Some records
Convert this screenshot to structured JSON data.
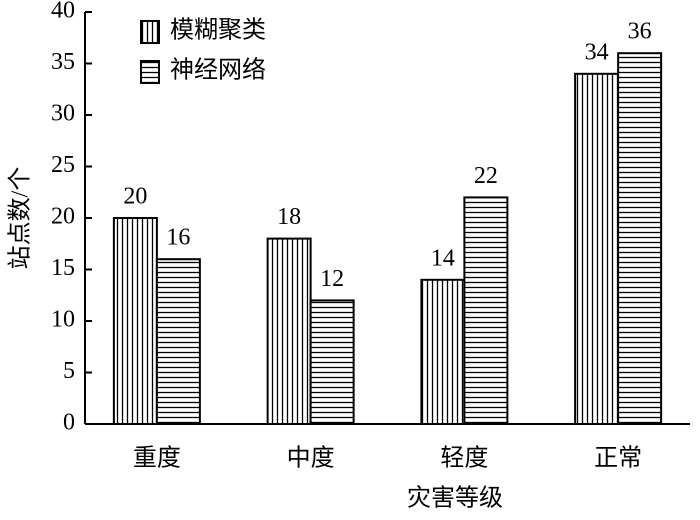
{
  "chart_data": {
    "type": "bar",
    "categories": [
      "重度",
      "中度",
      "轻度",
      "正常"
    ],
    "series": [
      {
        "name": "模糊聚类",
        "color": "#000000",
        "hatch": "vertical",
        "values": [
          20,
          18,
          14,
          34
        ]
      },
      {
        "name": "神经网络",
        "color": "#000000",
        "hatch": "horizontal",
        "values": [
          16,
          12,
          22,
          36
        ]
      }
    ],
    "xlabel": "灾害等级",
    "ylabel": "站点数/个",
    "ylim": [
      0,
      40
    ],
    "yticks": [
      0,
      5,
      10,
      15,
      20,
      25,
      30,
      35,
      40
    ],
    "grid": false,
    "legend": "upper left"
  }
}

**WHAT YOU ARE ASKED TO DO**. Reproduce all of the entries word for word, skipping any pictures they hold.

**FINISHED ANSWER**.
Convert this screenshot to structured JSON data.
{
  "chart_data": {
    "type": "bar",
    "categories": [
      "重度",
      "中度",
      "轻度",
      "正常"
    ],
    "series": [
      {
        "name": "模糊聚类",
        "color": "#000000",
        "hatch": "vertical",
        "values": [
          20,
          18,
          14,
          34
        ]
      },
      {
        "name": "神经网络",
        "color": "#000000",
        "hatch": "horizontal",
        "values": [
          16,
          12,
          22,
          36
        ]
      }
    ],
    "xlabel": "灾害等级",
    "ylabel": "站点数/个",
    "ylim": [
      0,
      40
    ],
    "yticks": [
      0,
      5,
      10,
      15,
      20,
      25,
      30,
      35,
      40
    ],
    "grid": false,
    "legend": "upper left"
  }
}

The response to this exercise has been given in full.